PROBLEM STATEMENT =>
Copy the data precisely, keeping every character.

(Extracts from a graphics dataset)
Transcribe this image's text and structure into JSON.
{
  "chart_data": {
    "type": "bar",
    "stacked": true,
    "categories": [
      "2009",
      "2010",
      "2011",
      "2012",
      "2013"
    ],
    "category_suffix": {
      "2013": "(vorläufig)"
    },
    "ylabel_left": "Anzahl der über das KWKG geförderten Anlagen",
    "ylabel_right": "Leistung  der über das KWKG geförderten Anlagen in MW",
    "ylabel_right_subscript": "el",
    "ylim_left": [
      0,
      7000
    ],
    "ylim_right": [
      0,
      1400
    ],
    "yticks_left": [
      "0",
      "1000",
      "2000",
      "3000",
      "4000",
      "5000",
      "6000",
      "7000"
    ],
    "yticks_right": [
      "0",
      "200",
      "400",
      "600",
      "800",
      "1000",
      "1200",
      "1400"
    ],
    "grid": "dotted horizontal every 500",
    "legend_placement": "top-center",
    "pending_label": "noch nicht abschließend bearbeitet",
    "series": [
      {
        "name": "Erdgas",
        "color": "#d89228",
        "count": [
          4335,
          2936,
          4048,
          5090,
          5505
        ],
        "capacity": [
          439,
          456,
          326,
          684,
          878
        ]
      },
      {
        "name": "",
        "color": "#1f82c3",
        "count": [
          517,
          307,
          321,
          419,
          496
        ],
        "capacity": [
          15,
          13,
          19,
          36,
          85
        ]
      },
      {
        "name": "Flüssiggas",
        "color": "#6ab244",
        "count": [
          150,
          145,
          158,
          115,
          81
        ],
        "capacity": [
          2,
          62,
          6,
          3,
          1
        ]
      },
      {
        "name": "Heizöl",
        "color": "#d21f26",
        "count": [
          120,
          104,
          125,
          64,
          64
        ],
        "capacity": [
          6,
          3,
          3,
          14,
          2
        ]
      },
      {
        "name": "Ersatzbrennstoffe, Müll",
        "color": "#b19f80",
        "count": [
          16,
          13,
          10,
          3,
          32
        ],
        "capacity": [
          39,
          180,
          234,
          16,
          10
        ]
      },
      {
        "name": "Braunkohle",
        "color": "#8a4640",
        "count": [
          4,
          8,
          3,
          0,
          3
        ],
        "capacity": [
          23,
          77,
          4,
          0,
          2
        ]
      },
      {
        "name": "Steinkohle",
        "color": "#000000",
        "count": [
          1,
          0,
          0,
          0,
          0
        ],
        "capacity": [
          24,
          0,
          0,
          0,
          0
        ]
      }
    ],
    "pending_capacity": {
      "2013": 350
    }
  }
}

SOLUTION TO THIS TASK =>
Transcribe this image's text and structure into JSON.
{
  "chart_data": {
    "type": "bar",
    "stacked": true,
    "categories": [
      "2009",
      "2010",
      "2011",
      "2012",
      "2013"
    ],
    "category_suffix": {
      "2013": "(vorläufig)"
    },
    "ylabel_left": "Anzahl der über das KWKG geförderten Anlagen",
    "ylabel_right": "Leistung  der über das KWKG geförderten Anlagen in MW",
    "ylabel_right_subscript": "el",
    "ylim_left": [
      0,
      7000
    ],
    "ylim_right": [
      0,
      1400
    ],
    "yticks_left": [
      "0",
      "1000",
      "2000",
      "3000",
      "4000",
      "5000",
      "6000",
      "7000"
    ],
    "yticks_right": [
      "0",
      "200",
      "400",
      "600",
      "800",
      "1000",
      "1200",
      "1400"
    ],
    "grid": "dotted horizontal every 500",
    "legend_placement": "top-center",
    "pending_label": "noch nicht abschließend bearbeitet",
    "series": [
      {
        "name": "Erdgas",
        "color": "#d89228",
        "count": [
          4335,
          2936,
          4048,
          5090,
          5505
        ],
        "capacity": [
          439,
          456,
          326,
          684,
          878
        ]
      },
      {
        "name": "",
        "color": "#1f82c3",
        "count": [
          517,
          307,
          321,
          419,
          496
        ],
        "capacity": [
          15,
          13,
          19,
          36,
          85
        ]
      },
      {
        "name": "Flüssiggas",
        "color": "#6ab244",
        "count": [
          150,
          145,
          158,
          115,
          81
        ],
        "capacity": [
          2,
          62,
          6,
          3,
          1
        ]
      },
      {
        "name": "Heizöl",
        "color": "#d21f26",
        "count": [
          120,
          104,
          125,
          64,
          64
        ],
        "capacity": [
          6,
          3,
          3,
          14,
          2
        ]
      },
      {
        "name": "Ersatzbrennstoffe, Müll",
        "color": "#b19f80",
        "count": [
          16,
          13,
          10,
          3,
          32
        ],
        "capacity": [
          39,
          180,
          234,
          16,
          10
        ]
      },
      {
        "name": "Braunkohle",
        "color": "#8a4640",
        "count": [
          4,
          8,
          3,
          0,
          3
        ],
        "capacity": [
          23,
          77,
          4,
          0,
          2
        ]
      },
      {
        "name": "Steinkohle",
        "color": "#000000",
        "count": [
          1,
          0,
          0,
          0,
          0
        ],
        "capacity": [
          24,
          0,
          0,
          0,
          0
        ]
      }
    ],
    "pending_capacity": {
      "2013": 350
    }
  }
}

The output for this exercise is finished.